*** BLOQUE DE TEXTO ***

La última semana de agosto ha sido aciaga para el mundo de la cultura, en pocos días fallecieron el actor Eusebio Poncela, el cantante Manuel de la Calva, del mítico Dúo Dinamico y la actriz Verónica Echegui, a la que hemos vuelto a ver, gracias a las reposiciones que han hecho algunas cadenas de la película de 2006 de Bigas Luna, en uno de los papeles que impulsó su carrera, la Juani. Esta última despedida, la de Echegui, ha sido la que más ha sorprendido, por la juventud de la actriz madrileña, nacida en 1983, y porque nada había trascendido de su grave estado de salud al gran público.
Ella misma llevó su enfermedad, un cáncer, con la máxima discreción y pidió a sus allegados que hicieran lo mismo, respetando su deseo de privacidad, por lo que algunos compañeros de profesión no sabían de su gravedad, y mucho menos quienes solo la conocíamos a través de la pantalla. Eso ha dado que hablar y me pregunto qué hay de raro en ello. Nos hemos acostumbrado tanto a fotografiar, grabar y mostrar, algunos claramente a exhibir, cualquier aspecto de nuestra vida, bueno o malo, importante o intrascendente, que cuando alguien decide no hacerlo causa extrañeza.

***

REQUISITOS DEL EJERCICIO —
1. Según el texto sobre Verónica Echegui, ¿por qué fue su muerte la que más sorprendió? Responde en una a tres frases.
2. Prosigue el texto sobre Verónica Echegui a partir de su última frase.
Las filas son un material aparte, sin relación con el texto sobre Verónica Echegui.

*** EXTRACTO DE DATOS ***

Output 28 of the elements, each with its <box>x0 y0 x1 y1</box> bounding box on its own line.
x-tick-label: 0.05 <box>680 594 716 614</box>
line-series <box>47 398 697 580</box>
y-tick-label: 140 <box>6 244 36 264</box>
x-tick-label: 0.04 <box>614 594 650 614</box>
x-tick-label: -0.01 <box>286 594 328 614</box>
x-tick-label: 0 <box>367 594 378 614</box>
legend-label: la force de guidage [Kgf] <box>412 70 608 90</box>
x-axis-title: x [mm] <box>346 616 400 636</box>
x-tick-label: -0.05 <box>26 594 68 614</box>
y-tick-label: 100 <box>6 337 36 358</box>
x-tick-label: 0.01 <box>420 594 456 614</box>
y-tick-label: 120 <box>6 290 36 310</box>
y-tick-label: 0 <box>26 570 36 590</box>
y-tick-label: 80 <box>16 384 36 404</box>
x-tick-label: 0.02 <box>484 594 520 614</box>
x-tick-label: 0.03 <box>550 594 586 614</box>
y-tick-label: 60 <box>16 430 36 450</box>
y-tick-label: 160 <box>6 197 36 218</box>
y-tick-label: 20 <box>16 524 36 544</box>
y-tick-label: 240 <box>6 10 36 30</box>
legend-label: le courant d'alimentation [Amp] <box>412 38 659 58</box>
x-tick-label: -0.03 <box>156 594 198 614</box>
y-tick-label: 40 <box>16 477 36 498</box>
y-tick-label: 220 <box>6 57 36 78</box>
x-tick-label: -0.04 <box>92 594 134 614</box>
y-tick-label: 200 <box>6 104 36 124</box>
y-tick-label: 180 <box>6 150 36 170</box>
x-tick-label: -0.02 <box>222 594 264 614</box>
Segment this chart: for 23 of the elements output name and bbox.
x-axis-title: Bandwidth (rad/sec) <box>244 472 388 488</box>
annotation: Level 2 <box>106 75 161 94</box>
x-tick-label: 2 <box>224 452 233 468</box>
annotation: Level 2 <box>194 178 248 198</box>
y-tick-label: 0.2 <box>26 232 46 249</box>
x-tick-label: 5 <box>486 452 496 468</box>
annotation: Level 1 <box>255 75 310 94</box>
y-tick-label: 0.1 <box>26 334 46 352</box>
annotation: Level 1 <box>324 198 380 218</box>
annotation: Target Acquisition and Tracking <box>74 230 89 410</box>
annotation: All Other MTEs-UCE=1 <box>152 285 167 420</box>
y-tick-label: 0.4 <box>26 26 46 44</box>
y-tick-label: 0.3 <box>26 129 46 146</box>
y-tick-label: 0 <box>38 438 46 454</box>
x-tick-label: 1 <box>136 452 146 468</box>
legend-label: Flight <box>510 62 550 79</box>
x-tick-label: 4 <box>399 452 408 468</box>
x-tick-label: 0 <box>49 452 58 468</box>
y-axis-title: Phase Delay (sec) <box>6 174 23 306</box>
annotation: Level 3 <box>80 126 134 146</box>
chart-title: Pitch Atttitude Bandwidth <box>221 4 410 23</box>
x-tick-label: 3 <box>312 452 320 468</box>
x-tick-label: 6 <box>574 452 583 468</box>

***

RESPUESTAS —
1. Sorprendió más por la juventud de la actriz, nacida en 1983, y porque el gran público no sabía nada de su grave estado de salud.

2.
En el caso de algunos males se ha pasado prácticamente del tabú, de cuando se designaban con el eufemismo de «una larga y penosa enfermedad» en lugar de señalar alto y claro el diagnóstico –haciendo que un padecimiento fuera doble, casi vergonzante, como si alguien tuviera culpa de un destino al que nadie escapa–, a hablar de ello en público sin ningún reparo. Pero el hecho de normalizarlo, y que para algunos eso resulte liberador, no lo convierte ni mucho menos en algo obligado, de hecho la salud es un dato muy sensible a proteger.
Parece que impera la necesidad de contar, pero hay quien prefiere callar y guardarse sus experiencias, no dar carnaza al cotilleo, y es igualmente respetable.